**TASK SET**
- A) Please set down, word for word, the passage of the recall disclosure text that begins at the words "In light of" and stops after the words "dealership’s recall policies.".
- B) On which page of the document does the recall disclosure text say the first sample recall form appears?
- C) Continue the recall disclosure text, picking up after its final line.

**EXERCISE TEXT**
........

Example 4: Recall Information Not Available
Disclosing Recall Status
One of the more common recall policies that has been adopted by dealers is to sell some recalled used vehicles designated by the service department to be low risk, but to disclose the recall to a consumer prior to sale. A dealer who adopts this approach seeks to protect itself from increasingly-common consumer claims that the dealer failed to disclose a material fact that it knew or should have known at the point of sale, and thereby defrauded the consumer by concealing this fact (that the vehicle has been recalled and not yet repaired).
In light of such potential liability, as well as increased government enforcement activity relating to recalls, we recommend that dealers disclose the recall status of vehicles to customers. We have developed two sample forms that a dealer may use to do so — depending upon the policy chosen by the dealership. In any event, we strongly recommend that dealers consult with their own counsel to discuss the manner in which safety recalls are disclosed, and be sure that any form used is modified to reflect the individual dealership’s recall policies.
Sample Used Vehicle Recall Status Disclosure Form 1:
The first sample recall form is found on page 11. This form was designed to allow dealership personnel to disclose any potential result from the NHTSA Recall VIN Portal, with spaces to disclose:
- Franchise vehicles subject to recall with a remedy available;
- Franchise vehicles subject to recall with no available remedy;
- Non-franchise vehicles subject to recall with a remedy available;
- Non-franchise vehicles subject to recall with no available remedy;
- Vehicles not subject to an open safety recall; and
- Vehicles where the recall status is unavailable.

........

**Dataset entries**
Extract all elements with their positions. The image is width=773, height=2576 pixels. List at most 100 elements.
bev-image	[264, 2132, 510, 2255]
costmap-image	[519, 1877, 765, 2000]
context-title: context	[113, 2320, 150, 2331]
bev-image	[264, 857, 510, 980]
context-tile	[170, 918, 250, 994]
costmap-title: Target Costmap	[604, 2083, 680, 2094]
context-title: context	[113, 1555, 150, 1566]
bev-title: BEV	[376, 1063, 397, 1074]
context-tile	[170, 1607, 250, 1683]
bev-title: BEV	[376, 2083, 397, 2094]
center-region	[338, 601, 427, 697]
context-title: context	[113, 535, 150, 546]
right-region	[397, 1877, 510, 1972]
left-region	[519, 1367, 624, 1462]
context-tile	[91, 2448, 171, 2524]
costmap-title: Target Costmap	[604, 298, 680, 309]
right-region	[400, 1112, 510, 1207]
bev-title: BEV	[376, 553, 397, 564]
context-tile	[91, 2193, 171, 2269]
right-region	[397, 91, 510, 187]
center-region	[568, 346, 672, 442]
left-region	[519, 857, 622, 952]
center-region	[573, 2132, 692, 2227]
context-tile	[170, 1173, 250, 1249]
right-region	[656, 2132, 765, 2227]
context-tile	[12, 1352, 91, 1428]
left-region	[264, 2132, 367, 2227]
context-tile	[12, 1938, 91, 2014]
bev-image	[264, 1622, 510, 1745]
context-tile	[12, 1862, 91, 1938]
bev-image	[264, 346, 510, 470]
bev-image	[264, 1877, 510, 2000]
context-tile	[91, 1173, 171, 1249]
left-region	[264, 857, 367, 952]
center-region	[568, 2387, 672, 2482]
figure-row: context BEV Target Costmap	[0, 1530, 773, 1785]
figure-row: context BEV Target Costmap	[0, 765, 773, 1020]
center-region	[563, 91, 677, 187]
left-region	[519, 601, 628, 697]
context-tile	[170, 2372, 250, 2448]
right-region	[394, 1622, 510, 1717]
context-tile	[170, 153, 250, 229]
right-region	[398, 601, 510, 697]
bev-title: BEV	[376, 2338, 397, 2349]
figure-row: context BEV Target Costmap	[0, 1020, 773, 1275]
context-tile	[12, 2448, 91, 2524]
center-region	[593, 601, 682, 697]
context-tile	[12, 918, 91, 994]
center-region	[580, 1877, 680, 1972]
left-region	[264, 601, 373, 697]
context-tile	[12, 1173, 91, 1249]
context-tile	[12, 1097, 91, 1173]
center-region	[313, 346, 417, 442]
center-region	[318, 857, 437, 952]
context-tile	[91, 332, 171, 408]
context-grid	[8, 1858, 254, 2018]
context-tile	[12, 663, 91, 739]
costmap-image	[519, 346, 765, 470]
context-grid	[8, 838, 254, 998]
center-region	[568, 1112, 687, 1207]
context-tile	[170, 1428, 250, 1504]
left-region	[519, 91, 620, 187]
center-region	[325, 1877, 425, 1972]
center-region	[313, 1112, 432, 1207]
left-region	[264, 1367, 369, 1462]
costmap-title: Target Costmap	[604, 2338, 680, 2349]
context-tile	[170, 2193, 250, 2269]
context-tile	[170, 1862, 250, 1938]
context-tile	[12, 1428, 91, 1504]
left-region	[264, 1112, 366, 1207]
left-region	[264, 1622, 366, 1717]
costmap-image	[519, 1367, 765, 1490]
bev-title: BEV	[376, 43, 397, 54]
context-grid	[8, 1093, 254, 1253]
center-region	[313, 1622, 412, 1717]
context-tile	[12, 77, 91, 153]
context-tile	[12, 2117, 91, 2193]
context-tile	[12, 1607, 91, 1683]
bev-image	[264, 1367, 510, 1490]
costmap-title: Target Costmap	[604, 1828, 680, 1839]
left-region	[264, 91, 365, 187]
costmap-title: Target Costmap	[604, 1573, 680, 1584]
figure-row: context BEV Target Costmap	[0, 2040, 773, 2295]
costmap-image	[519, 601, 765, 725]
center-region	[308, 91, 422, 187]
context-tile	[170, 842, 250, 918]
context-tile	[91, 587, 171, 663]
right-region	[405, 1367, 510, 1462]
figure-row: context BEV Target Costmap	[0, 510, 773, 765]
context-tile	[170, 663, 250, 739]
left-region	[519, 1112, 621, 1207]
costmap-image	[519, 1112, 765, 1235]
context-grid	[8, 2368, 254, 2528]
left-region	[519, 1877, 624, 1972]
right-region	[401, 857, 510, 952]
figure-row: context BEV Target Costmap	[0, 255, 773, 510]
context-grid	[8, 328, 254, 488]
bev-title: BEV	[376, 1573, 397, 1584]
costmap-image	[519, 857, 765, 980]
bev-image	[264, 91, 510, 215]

........

**EXPECTED RESULTS**
- A)
In light of such potential liability, as well as increased government enforcement activity relating to recalls, we recommend that dealers disclose the recall status of vehicles to customers. We have developed two sample forms that a dealer may use to do so — depending upon the policy chosen by the dealership. In any event, we strongly recommend that dealers consult with their own counsel to discuss the manner in which safety recalls are disclosed, and be sure that any form used is modified to reflect the individual dealership’s recall policies.

- B) Page 11.

- C)
Sample Used Vehicle Recall Status Disclosure Form 2:
The second sample recall form is found on page 12. This form is used to reflect a fairly common policy of new car dealers: they will not sell a franchised used vehicle subject to an open safety recall when a remedy is available — instead electing to remedy the problem in advance of any sale. Accordingly, unlike the first form we discussed, this form does not provide a space to disclose such circumstances. This form provides spaces to disclose:
- Franchise vehicles subject to recall with no available remedy;
- Non-franchise vehicles subject to recall with a remedy available; and
- Non-franchise vehicles subject to recall with no available remedy.
A dealer using this form would follow the same instructions as with Form 1, but only for customers purchasing a non-franchise vehicle subject to recall or a franchise vehicle subject to recall for which no remedy is available. This form would not be used in circumstances where an open recall does not apply or where the recall status is unavailable. Nor would it be used when a franchise vehicle is identified as being subject to recall where a remedy is available, since the dealership would not sell the vehicle in such circumstances.
Note: Providing a disclosure is no guarantee that a dealer is shielded from liability from a third party lawsuit or potential product liability claims (which will look all-the-uglier if the defect leading to the recall caused an injury or accident), underscoring the importance of setting an internal policy identifying which recalled vehicles should not be sold.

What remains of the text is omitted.